Task instructions —
Write out each record again exactly as it stands.

Exercise data —

---+---

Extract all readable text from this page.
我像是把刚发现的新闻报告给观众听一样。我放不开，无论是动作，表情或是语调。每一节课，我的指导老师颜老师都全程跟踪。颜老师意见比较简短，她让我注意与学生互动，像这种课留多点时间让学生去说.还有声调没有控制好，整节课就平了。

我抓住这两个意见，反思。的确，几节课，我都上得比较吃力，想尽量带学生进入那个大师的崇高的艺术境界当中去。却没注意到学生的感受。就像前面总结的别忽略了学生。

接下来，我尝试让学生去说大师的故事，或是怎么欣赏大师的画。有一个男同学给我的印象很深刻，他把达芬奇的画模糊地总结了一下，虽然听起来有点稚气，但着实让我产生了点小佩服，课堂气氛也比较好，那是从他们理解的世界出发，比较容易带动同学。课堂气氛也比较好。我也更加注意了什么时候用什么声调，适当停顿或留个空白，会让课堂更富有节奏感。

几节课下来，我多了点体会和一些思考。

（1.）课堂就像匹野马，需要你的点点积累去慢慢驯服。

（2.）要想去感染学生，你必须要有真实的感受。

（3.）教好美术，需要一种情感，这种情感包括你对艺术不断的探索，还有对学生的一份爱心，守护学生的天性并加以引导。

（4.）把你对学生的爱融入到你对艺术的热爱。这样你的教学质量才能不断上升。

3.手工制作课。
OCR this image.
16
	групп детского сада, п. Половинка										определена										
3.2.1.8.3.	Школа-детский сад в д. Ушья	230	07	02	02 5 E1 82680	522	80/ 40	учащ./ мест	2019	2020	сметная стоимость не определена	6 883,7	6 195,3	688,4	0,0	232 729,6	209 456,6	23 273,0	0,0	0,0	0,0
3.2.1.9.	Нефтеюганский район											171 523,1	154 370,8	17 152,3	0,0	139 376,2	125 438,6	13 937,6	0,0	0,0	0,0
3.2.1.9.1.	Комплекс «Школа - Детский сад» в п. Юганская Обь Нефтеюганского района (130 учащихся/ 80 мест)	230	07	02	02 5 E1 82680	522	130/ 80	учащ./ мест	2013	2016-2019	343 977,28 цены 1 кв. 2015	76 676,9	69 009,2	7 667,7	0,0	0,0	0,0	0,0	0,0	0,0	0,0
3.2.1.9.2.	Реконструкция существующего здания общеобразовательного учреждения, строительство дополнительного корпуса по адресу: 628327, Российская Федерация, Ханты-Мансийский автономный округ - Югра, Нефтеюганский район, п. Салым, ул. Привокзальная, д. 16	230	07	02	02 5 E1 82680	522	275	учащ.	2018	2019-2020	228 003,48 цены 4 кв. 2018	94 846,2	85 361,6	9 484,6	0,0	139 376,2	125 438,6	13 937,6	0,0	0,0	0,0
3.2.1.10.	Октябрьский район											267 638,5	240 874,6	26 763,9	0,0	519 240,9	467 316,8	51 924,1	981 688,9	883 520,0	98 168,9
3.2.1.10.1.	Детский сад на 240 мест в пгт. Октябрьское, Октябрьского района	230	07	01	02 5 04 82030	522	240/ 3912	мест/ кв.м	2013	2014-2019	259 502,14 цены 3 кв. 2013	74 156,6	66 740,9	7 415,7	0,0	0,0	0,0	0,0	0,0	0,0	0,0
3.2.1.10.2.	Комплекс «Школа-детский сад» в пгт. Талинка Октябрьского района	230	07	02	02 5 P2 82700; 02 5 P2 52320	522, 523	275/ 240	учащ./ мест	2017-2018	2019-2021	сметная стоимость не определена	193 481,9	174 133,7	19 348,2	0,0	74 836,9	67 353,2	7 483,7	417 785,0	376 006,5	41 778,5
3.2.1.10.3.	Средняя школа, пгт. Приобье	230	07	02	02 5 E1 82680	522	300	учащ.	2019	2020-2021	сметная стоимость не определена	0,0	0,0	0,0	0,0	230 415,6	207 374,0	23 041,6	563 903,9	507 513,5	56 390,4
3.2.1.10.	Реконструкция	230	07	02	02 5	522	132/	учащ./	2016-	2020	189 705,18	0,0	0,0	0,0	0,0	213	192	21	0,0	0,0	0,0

---+---

Response —
Extract all readable text from this page.
我像是把刚发现的新闻报告给观众听一样。我放不开，无论是动作，表情或是语调。每一节课，我的指导老师颜老师都全程跟踪。颜老师意见比较简短，她让我注意与学生互动，像这种课留多点时间让学生去说.还有声调没有控制好，整节课就平了。

我抓住这两个意见，反思。的确，几节课，我都上得比较吃力，想尽量带学生进入那个大师的崇高的艺术境界当中去。却没注意到学生的感受。就像前面总结的别忽略了学生。

接下来，我尝试让学生去说大师的故事，或是怎么欣赏大师的画。有一个男同学给我的印象很深刻，他把达芬奇的画模糊地总结了一下，虽然听起来有点稚气，但着实让我产生了点小佩服，课堂气氛也比较好，那是从他们理解的世界出发，比较容易带动同学。课堂气氛也比较好。我也更加注意了什么时候用什么声调，适当停顿或留个空白，会让课堂更富有节奏感。

几节课下来，我多了点体会和一些思考。

（1.）课堂就像匹野马，需要你的点点积累去慢慢驯服。

（2.）要想去感染学生，你必须要有真实的感受。

（3.）教好美术，需要一种情感，这种情感包括你对艺术不断的探索，还有对学生的一份爱心，守护学生的天性并加以引导。

（4.）把你对学生的爱融入到你对艺术的热爱。这样你的教学质量才能不断上升。

3.手工制作课。
OCR this image.
16
	групп детского сада, п. Половинка										определена										
3.2.1.8.3.	Школа-детский сад в д. Ушья	230	07	02	02 5 E1 82680	522	80/ 40	учащ./ мест	2019	2020	сметная стоимость не определена	6 883,7	6 195,3	688,4	0,0	232 729,6	209 456,6	23 273,0	0,0	0,0	0,0
3.2.1.9.	Нефтеюганский район											171 523,1	154 370,8	17 152,3	0,0	139 376,2	125 438,6	13 937,6	0,0	0,0	0,0
3.2.1.9.1.	Комплекс «Школа - Детский сад» в п. Юганская Обь Нефтеюганского района (130 учащихся/ 80 мест)	230	07	02	02 5 E1 82680	522	130/ 80	учащ./ мест	2013	2016-2019	343 977,28 цены 1 кв. 2015	76 676,9	69 009,2	7 667,7	0,0	0,0	0,0	0,0	0,0	0,0	0,0
3.2.1.9.2.	Реконструкция существующего здания общеобразовательного учреждения, строительство дополнительного корпуса по адресу: 628327, Российская Федерация, Ханты-Мансийский автономный округ - Югра, Нефтеюганский район, п. Салым, ул. Привокзальная, д. 16	230	07	02	02 5 E1 82680	522	275	учащ.	2018	2019-2020	228 003,48 цены 4 кв. 2018	94 846,2	85 361,6	9 484,6	0,0	139 376,2	125 438,6	13 937,6	0,0	0,0	0,0
3.2.1.10.	Октябрьский район											267 638,5	240 874,6	26 763,9	0,0	519 240,9	467 316,8	51 924,1	981 688,9	883 520,0	98 168,9
3.2.1.10.1.	Детский сад на 240 мест в пгт. Октябрьское, Октябрьского района	230	07	01	02 5 04 82030	522	240/ 3912	мест/ кв.м	2013	2014-2019	259 502,14 цены 3 кв. 2013	74 156,6	66 740,9	7 415,7	0,0	0,0	0,0	0,0	0,0	0,0	0,0
3.2.1.10.2.	Комплекс «Школа-детский сад» в пгт. Талинка Октябрьского района	230	07	02	02 5 P2 82700; 02 5 P2 52320	522, 523	275/ 240	учащ./ мест	2017-2018	2019-2021	сметная стоимость не определена	193 481,9	174 133,7	19 348,2	0,0	74 836,9	67 353,2	7 483,7	417 785,0	376 006,5	41 778,5
3.2.1.10.3.	Средняя школа, пгт. Приобье	230	07	02	02 5 E1 82680	522	300	учащ.	2019	2020-2021	сметная стоимость не определена	0,0	0,0	0,0	0,0	230 415,6	207 374,0	23 041,6	563 903,9	507 513,5	56 390,4
3.2.1.10.	Реконструкция	230	07	02	02 5	522	132/	учащ./	2016-	2020	189 705,18	0,0	0,0	0,0	0,0	213	192	21	0,0	0,0	0,0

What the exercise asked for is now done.